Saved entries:
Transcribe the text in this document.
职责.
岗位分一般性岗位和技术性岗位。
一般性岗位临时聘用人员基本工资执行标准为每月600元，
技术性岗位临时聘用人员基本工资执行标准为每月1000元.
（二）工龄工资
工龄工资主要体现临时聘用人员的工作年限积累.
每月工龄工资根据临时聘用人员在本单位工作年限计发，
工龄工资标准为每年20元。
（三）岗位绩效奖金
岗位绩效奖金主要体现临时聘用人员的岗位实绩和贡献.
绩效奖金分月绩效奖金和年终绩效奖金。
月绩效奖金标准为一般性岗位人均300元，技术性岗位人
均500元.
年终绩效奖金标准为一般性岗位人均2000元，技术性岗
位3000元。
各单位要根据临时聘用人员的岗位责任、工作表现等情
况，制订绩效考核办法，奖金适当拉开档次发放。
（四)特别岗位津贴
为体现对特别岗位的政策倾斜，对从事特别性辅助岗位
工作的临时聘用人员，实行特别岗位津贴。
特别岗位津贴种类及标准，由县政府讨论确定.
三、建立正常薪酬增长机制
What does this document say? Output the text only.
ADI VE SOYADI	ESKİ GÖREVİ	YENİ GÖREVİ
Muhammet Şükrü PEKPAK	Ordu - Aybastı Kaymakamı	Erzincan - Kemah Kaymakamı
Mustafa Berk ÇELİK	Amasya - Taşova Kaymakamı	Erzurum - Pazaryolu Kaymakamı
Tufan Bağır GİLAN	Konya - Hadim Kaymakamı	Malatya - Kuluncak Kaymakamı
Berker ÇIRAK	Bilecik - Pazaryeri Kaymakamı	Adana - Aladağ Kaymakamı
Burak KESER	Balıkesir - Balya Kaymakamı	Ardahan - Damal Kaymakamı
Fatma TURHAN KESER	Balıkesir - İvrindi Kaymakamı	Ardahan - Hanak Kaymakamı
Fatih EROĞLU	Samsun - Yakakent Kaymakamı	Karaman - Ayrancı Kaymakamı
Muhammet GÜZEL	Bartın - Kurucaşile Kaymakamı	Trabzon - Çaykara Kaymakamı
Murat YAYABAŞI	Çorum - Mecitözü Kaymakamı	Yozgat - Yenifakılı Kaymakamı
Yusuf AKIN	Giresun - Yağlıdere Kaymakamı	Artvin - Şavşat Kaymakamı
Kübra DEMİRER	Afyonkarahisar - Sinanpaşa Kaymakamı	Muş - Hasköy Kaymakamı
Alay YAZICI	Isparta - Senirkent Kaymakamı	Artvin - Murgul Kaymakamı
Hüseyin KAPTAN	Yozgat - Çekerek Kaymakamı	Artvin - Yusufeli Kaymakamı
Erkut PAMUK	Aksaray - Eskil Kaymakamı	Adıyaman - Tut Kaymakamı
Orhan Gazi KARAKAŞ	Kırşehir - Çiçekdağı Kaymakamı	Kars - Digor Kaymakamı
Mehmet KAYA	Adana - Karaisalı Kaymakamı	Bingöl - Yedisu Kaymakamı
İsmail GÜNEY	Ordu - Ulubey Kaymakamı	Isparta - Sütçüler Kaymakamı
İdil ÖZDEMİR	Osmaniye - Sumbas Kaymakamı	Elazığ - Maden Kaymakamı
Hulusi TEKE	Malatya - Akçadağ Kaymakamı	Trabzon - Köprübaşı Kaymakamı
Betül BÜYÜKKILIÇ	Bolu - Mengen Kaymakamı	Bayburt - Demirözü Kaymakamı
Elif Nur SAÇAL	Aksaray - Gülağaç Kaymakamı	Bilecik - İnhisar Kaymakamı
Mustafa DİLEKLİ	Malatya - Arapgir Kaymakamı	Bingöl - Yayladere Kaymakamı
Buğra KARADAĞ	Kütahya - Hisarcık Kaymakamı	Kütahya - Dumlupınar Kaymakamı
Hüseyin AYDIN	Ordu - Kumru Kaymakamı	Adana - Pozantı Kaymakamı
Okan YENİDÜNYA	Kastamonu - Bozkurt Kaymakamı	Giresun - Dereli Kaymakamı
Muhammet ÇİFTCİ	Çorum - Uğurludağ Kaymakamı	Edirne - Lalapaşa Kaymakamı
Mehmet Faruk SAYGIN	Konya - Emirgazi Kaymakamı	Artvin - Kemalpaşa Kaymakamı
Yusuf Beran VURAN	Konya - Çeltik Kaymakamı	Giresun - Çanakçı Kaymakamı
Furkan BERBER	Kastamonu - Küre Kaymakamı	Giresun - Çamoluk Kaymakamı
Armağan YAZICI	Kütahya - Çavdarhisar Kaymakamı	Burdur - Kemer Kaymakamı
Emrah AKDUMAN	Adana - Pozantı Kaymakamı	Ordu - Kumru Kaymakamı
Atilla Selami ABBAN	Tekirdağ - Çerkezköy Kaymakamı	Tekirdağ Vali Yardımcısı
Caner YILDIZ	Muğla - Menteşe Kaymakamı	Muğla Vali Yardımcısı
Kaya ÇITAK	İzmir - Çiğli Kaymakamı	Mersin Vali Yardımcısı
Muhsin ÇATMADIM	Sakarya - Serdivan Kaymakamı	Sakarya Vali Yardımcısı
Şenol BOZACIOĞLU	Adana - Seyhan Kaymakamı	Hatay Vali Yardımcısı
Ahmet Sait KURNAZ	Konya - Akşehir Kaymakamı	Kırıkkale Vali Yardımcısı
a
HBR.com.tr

■ **Stated goal**: Which lines include "Ardahan"? Copy each of them out.

■ **Solution to this task**:
Burak KESER	Balıkesir - Balya Kaymakamı	Ardahan - Damal Kaymakamı
Fatma TURHAN KESER	Balıkesir - İvrindi Kaymakamı	Ardahan - Hanak Kaymakamı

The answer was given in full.